(WORK TO COMPLETE): Repeat, without any change, the entries presented below.

(INFORMATION SHOWN):
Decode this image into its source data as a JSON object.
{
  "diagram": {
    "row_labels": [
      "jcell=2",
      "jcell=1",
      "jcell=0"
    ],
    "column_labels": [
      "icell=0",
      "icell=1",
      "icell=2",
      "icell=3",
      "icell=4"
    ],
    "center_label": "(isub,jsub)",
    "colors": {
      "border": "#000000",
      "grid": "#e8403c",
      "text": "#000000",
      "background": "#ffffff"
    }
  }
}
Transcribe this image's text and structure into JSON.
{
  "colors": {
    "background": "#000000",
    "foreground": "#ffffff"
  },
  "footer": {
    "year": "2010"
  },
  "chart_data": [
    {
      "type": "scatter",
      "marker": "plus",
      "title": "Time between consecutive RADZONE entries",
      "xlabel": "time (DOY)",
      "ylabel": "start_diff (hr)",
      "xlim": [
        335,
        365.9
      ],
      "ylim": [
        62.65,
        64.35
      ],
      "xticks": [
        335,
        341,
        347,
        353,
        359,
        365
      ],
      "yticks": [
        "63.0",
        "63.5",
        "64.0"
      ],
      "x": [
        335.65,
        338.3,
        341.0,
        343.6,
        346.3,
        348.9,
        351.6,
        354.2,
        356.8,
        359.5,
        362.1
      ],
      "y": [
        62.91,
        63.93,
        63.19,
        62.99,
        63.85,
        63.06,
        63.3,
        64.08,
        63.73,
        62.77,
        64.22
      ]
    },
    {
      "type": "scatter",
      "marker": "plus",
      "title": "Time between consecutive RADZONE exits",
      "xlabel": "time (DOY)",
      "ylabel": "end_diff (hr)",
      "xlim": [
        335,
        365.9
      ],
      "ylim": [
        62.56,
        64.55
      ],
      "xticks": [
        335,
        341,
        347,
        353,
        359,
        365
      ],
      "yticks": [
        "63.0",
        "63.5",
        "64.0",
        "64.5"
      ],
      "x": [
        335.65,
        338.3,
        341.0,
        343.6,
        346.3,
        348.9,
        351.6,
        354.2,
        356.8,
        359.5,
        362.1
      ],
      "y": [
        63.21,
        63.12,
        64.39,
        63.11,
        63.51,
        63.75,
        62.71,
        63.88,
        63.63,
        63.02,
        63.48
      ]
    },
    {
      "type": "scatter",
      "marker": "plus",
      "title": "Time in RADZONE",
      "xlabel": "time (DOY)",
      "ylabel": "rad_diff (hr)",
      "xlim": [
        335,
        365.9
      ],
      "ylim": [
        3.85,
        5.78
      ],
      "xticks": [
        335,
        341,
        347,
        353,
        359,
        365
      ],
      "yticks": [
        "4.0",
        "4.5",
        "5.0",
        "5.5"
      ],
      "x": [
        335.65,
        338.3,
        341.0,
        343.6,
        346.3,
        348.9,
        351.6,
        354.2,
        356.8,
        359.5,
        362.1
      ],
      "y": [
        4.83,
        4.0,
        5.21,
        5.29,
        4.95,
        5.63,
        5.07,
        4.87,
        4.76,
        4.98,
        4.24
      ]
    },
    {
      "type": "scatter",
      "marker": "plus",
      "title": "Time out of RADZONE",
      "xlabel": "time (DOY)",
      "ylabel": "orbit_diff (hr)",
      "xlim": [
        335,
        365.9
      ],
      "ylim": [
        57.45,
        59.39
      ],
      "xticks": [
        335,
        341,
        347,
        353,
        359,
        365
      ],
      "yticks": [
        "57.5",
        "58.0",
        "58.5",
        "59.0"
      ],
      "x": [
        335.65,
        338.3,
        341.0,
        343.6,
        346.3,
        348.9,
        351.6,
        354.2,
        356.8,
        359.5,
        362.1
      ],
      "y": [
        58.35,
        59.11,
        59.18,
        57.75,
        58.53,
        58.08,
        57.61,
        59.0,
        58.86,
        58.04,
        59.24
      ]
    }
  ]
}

(TASK ANSWER):
Decode this image into its source data as a JSON object.
{
  "diagram": {
    "row_labels": [
      "jcell=2",
      "jcell=1",
      "jcell=0"
    ],
    "column_labels": [
      "icell=0",
      "icell=1",
      "icell=2",
      "icell=3",
      "icell=4"
    ],
    "center_label": "(isub,jsub)",
    "colors": {
      "border": "#000000",
      "grid": "#e8403c",
      "text": "#000000",
      "background": "#ffffff"
    }
  }
}
Transcribe this image's text and structure into JSON.
{
  "colors": {
    "background": "#000000",
    "foreground": "#ffffff"
  },
  "footer": {
    "year": "2010"
  },
  "chart_data": [
    {
      "type": "scatter",
      "marker": "plus",
      "title": "Time between consecutive RADZONE entries",
      "xlabel": "time (DOY)",
      "ylabel": "start_diff (hr)",
      "xlim": [
        335,
        365.9
      ],
      "ylim": [
        62.65,
        64.35
      ],
      "xticks": [
        335,
        341,
        347,
        353,
        359,
        365
      ],
      "yticks": [
        "63.0",
        "63.5",
        "64.0"
      ],
      "x": [
        335.65,
        338.3,
        341.0,
        343.6,
        346.3,
        348.9,
        351.6,
        354.2,
        356.8,
        359.5,
        362.1
      ],
      "y": [
        62.91,
        63.93,
        63.19,
        62.99,
        63.85,
        63.06,
        63.3,
        64.08,
        63.73,
        62.77,
        64.22
      ]
    },
    {
      "type": "scatter",
      "marker": "plus",
      "title": "Time between consecutive RADZONE exits",
      "xlabel": "time (DOY)",
      "ylabel": "end_diff (hr)",
      "xlim": [
        335,
        365.9
      ],
      "ylim": [
        62.56,
        64.55
      ],
      "xticks": [
        335,
        341,
        347,
        353,
        359,
        365
      ],
      "yticks": [
        "63.0",
        "63.5",
        "64.0",
        "64.5"
      ],
      "x": [
        335.65,
        338.3,
        341.0,
        343.6,
        346.3,
        348.9,
        351.6,
        354.2,
        356.8,
        359.5,
        362.1
      ],
      "y": [
        63.21,
        63.12,
        64.39,
        63.11,
        63.51,
        63.75,
        62.71,
        63.88,
        63.63,
        63.02,
        63.48
      ]
    },
    {
      "type": "scatter",
      "marker": "plus",
      "title": "Time in RADZONE",
      "xlabel": "time (DOY)",
      "ylabel": "rad_diff (hr)",
      "xlim": [
        335,
        365.9
      ],
      "ylim": [
        3.85,
        5.78
      ],
      "xticks": [
        335,
        341,
        347,
        353,
        359,
        365
      ],
      "yticks": [
        "4.0",
        "4.5",
        "5.0",
        "5.5"
      ],
      "x": [
        335.65,
        338.3,
        341.0,
        343.6,
        346.3,
        348.9,
        351.6,
        354.2,
        356.8,
        359.5,
        362.1
      ],
      "y": [
        4.83,
        4.0,
        5.21,
        5.29,
        4.95,
        5.63,
        5.07,
        4.87,
        4.76,
        4.98,
        4.24
      ]
    },
    {
      "type": "scatter",
      "marker": "plus",
      "title": "Time out of RADZONE",
      "xlabel": "time (DOY)",
      "ylabel": "orbit_diff (hr)",
      "xlim": [
        335,
        365.9
      ],
      "ylim": [
        57.45,
        59.39
      ],
      "xticks": [
        335,
        341,
        347,
        353,
        359,
        365
      ],
      "yticks": [
        "57.5",
        "58.0",
        "58.5",
        "59.0"
      ],
      "x": [
        335.65,
        338.3,
        341.0,
        343.6,
        346.3,
        348.9,
        351.6,
        354.2,
        356.8,
        359.5,
        362.1
      ],
      "y": [
        58.35,
        59.11,
        59.18,
        57.75,
        58.53,
        58.08,
        57.61,
        59.0,
        58.86,
        58.04,
        59.24
      ]
    }
  ]
}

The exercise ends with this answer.